Copy each line of the data below with the word "JSON".

Extracted data entries:
════════════════════

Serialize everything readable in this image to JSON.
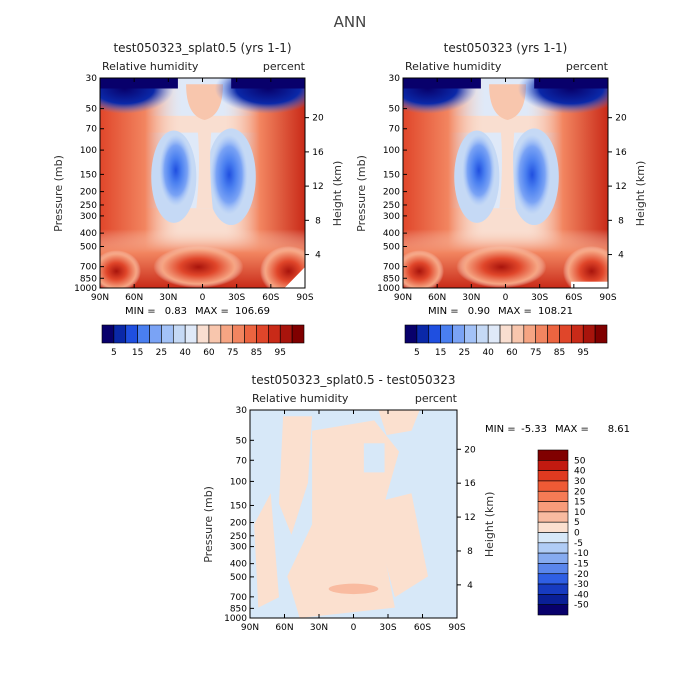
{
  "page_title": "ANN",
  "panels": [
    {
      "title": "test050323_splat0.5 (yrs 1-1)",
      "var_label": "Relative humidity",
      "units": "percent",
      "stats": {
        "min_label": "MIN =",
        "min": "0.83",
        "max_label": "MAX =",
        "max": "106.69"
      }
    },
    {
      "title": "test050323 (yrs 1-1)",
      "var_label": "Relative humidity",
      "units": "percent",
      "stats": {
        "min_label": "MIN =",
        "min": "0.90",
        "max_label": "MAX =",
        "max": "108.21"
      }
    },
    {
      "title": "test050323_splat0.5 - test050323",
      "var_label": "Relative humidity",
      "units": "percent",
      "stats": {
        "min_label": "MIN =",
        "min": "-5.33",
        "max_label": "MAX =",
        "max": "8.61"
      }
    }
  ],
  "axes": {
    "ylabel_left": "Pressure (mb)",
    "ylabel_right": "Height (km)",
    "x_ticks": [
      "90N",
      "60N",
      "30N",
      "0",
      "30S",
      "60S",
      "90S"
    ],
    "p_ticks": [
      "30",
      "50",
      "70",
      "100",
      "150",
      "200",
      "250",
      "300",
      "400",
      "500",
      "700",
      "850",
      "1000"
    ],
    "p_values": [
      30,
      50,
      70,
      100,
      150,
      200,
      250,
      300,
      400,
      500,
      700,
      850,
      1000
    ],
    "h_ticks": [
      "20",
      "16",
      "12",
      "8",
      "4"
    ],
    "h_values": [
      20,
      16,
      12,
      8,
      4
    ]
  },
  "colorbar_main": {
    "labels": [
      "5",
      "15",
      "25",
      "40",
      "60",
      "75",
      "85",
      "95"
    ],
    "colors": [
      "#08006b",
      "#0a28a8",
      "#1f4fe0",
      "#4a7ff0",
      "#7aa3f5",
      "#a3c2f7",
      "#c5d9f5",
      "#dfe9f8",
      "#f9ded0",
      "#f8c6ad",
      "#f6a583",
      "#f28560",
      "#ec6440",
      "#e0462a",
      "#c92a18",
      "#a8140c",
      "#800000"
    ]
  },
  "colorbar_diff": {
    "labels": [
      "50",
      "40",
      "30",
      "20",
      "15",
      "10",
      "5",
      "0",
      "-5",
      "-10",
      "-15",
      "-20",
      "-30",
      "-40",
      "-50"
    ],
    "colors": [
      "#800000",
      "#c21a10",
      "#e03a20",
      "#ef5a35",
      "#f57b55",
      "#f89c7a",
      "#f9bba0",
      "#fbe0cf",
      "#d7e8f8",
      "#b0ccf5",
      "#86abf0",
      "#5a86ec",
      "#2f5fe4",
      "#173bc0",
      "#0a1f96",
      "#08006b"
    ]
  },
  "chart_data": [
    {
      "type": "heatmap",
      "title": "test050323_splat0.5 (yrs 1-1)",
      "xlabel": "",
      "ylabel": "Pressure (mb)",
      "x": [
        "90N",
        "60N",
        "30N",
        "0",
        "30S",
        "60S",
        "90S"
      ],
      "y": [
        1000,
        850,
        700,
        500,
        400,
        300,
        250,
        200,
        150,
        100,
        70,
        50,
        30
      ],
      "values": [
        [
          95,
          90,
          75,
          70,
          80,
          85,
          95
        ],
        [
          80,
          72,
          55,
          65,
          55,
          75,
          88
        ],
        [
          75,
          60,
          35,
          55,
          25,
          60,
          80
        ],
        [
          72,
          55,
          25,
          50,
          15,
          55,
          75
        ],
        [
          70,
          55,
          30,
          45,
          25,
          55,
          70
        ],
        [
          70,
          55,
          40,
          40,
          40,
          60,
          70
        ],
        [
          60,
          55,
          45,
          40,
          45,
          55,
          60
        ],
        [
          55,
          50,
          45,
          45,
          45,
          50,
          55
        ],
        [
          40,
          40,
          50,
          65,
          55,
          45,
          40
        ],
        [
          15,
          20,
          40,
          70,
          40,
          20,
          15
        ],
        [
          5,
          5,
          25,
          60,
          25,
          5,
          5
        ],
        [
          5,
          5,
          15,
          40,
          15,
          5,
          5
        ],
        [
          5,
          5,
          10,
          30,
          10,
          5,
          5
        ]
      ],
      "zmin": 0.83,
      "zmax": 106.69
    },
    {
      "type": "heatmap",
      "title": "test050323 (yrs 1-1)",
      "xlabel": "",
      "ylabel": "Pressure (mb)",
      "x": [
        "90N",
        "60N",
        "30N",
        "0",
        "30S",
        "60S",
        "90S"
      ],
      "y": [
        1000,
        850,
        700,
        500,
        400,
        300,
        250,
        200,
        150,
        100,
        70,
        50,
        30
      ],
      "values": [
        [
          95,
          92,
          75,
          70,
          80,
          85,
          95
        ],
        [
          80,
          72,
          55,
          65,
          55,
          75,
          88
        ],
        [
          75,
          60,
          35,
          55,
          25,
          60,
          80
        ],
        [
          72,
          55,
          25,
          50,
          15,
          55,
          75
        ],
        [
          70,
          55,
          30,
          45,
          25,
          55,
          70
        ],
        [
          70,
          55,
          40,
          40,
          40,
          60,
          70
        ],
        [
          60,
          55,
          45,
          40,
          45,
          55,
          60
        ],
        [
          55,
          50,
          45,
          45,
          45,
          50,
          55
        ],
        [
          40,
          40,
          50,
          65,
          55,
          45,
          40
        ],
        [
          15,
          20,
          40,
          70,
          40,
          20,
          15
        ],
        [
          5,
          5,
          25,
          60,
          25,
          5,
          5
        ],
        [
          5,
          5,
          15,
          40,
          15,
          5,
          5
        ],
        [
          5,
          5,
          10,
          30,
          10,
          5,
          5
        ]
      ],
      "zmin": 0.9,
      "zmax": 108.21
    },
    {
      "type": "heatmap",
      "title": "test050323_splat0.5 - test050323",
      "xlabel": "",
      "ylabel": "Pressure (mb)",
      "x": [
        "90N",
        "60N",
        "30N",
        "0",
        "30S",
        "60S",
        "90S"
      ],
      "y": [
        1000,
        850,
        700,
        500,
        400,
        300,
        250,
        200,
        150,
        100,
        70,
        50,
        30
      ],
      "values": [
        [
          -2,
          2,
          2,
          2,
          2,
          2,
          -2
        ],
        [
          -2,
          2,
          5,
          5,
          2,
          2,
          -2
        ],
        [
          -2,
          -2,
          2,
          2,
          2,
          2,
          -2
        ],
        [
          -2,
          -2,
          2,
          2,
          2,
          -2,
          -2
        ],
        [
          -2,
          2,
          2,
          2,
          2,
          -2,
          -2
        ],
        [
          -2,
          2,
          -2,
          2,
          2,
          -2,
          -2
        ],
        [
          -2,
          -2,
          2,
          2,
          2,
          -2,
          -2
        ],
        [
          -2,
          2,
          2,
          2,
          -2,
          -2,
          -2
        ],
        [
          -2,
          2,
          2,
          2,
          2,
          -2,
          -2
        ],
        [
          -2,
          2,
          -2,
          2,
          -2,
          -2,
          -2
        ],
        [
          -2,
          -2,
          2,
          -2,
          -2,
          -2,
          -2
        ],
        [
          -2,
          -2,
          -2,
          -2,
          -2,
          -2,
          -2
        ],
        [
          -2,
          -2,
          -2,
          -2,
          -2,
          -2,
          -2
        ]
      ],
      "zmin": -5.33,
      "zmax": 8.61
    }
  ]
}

════════════════════

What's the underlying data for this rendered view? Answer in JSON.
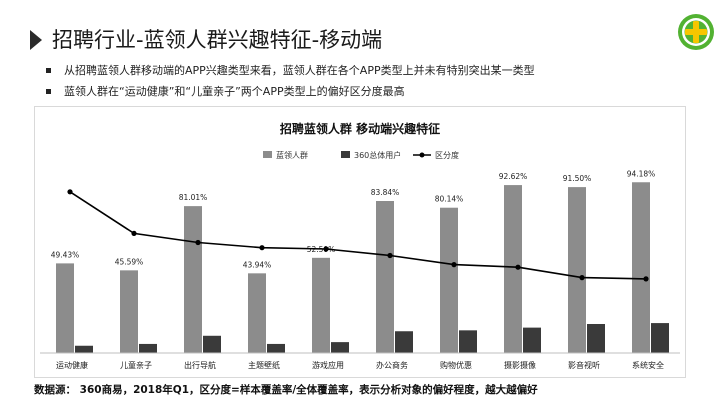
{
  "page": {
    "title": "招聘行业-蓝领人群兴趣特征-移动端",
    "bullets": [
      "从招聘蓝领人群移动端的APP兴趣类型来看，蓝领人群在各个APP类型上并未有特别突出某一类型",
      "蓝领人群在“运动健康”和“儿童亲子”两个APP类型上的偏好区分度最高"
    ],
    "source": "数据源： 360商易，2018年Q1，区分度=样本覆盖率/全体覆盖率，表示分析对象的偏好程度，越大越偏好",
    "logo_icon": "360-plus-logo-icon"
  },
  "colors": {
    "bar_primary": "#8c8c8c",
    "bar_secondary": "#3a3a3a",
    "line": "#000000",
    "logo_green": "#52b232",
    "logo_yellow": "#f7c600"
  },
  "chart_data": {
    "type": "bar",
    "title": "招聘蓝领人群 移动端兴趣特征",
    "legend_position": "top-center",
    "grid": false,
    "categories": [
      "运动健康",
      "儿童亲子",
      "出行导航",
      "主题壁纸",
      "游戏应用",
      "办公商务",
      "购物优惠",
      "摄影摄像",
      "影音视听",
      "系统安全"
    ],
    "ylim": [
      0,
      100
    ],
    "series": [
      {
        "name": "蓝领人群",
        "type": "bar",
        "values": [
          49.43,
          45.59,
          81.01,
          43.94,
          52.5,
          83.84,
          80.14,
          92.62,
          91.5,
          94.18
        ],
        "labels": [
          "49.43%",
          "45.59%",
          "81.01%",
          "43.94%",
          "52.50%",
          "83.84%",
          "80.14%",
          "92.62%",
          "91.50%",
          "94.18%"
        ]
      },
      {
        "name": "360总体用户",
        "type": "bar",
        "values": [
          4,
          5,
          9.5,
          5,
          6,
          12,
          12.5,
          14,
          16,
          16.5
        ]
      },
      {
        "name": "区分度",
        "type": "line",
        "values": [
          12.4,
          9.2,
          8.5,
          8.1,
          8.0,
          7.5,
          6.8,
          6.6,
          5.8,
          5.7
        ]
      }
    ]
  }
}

════════════════════

REPLY TO THE EXERCISE:
Serialize everything readable in this image to JSON.
What's the underlying data for this rendered view? Answer in JSON.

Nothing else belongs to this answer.